** begin Available records **

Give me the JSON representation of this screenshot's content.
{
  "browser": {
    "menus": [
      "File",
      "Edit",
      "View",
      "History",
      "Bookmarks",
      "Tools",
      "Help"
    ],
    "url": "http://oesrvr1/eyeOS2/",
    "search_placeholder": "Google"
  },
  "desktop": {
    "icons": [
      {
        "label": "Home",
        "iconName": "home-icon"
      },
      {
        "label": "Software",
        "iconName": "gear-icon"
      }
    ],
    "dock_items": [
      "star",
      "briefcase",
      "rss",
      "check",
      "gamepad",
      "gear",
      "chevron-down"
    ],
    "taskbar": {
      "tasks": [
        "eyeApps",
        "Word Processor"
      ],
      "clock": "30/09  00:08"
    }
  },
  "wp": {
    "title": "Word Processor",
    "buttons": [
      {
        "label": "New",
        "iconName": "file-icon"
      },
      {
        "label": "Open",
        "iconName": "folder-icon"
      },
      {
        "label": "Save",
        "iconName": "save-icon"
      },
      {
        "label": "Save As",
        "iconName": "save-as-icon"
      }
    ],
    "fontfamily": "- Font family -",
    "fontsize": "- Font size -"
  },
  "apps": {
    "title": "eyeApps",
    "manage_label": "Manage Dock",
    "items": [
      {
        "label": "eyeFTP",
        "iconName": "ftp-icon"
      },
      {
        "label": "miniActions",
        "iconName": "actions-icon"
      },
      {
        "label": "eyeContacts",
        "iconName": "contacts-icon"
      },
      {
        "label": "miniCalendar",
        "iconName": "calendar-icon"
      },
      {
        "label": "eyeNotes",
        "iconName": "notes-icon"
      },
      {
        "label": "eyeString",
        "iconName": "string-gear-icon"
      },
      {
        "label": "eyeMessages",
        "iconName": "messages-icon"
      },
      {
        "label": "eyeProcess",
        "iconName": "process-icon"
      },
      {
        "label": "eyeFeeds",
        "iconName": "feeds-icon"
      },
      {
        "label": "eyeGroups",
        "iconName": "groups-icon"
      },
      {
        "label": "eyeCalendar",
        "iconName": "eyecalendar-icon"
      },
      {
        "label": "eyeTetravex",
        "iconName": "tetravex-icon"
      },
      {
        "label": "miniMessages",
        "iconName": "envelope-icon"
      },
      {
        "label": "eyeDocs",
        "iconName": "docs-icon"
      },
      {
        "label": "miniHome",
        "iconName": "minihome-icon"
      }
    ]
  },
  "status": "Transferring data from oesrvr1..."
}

** end Available records **

**Written exercise**
Output the records above in their entirety, exactly.

**Response to the task**
Give me the JSON representation of this screenshot's content.
{
  "browser": {
    "menus": [
      "File",
      "Edit",
      "View",
      "History",
      "Bookmarks",
      "Tools",
      "Help"
    ],
    "url": "http://oesrvr1/eyeOS2/",
    "search_placeholder": "Google"
  },
  "desktop": {
    "icons": [
      {
        "label": "Home",
        "iconName": "home-icon"
      },
      {
        "label": "Software",
        "iconName": "gear-icon"
      }
    ],
    "dock_items": [
      "star",
      "briefcase",
      "rss",
      "check",
      "gamepad",
      "gear",
      "chevron-down"
    ],
    "taskbar": {
      "tasks": [
        "eyeApps",
        "Word Processor"
      ],
      "clock": "30/09  00:08"
    }
  },
  "wp": {
    "title": "Word Processor",
    "buttons": [
      {
        "label": "New",
        "iconName": "file-icon"
      },
      {
        "label": "Open",
        "iconName": "folder-icon"
      },
      {
        "label": "Save",
        "iconName": "save-icon"
      },
      {
        "label": "Save As",
        "iconName": "save-as-icon"
      }
    ],
    "fontfamily": "- Font family -",
    "fontsize": "- Font size -"
  },
  "apps": {
    "title": "eyeApps",
    "manage_label": "Manage Dock",
    "items": [
      {
        "label": "eyeFTP",
        "iconName": "ftp-icon"
      },
      {
        "label": "miniActions",
        "iconName": "actions-icon"
      },
      {
        "label": "eyeContacts",
        "iconName": "contacts-icon"
      },
      {
        "label": "miniCalendar",
        "iconName": "calendar-icon"
      },
      {
        "label": "eyeNotes",
        "iconName": "notes-icon"
      },
      {
        "label": "eyeString",
        "iconName": "string-gear-icon"
      },
      {
        "label": "eyeMessages",
        "iconName": "messages-icon"
      },
      {
        "label": "eyeProcess",
        "iconName": "process-icon"
      },
      {
        "label": "eyeFeeds",
        "iconName": "feeds-icon"
      },
      {
        "label": "eyeGroups",
        "iconName": "groups-icon"
      },
      {
        "label": "eyeCalendar",
        "iconName": "eyecalendar-icon"
      },
      {
        "label": "eyeTetravex",
        "iconName": "tetravex-icon"
      },
      {
        "label": "miniMessages",
        "iconName": "envelope-icon"
      },
      {
        "label": "eyeDocs",
        "iconName": "docs-icon"
      },
      {
        "label": "miniHome",
        "iconName": "minihome-icon"
      }
    ]
  },
  "status": "Transferring data from oesrvr1..."
}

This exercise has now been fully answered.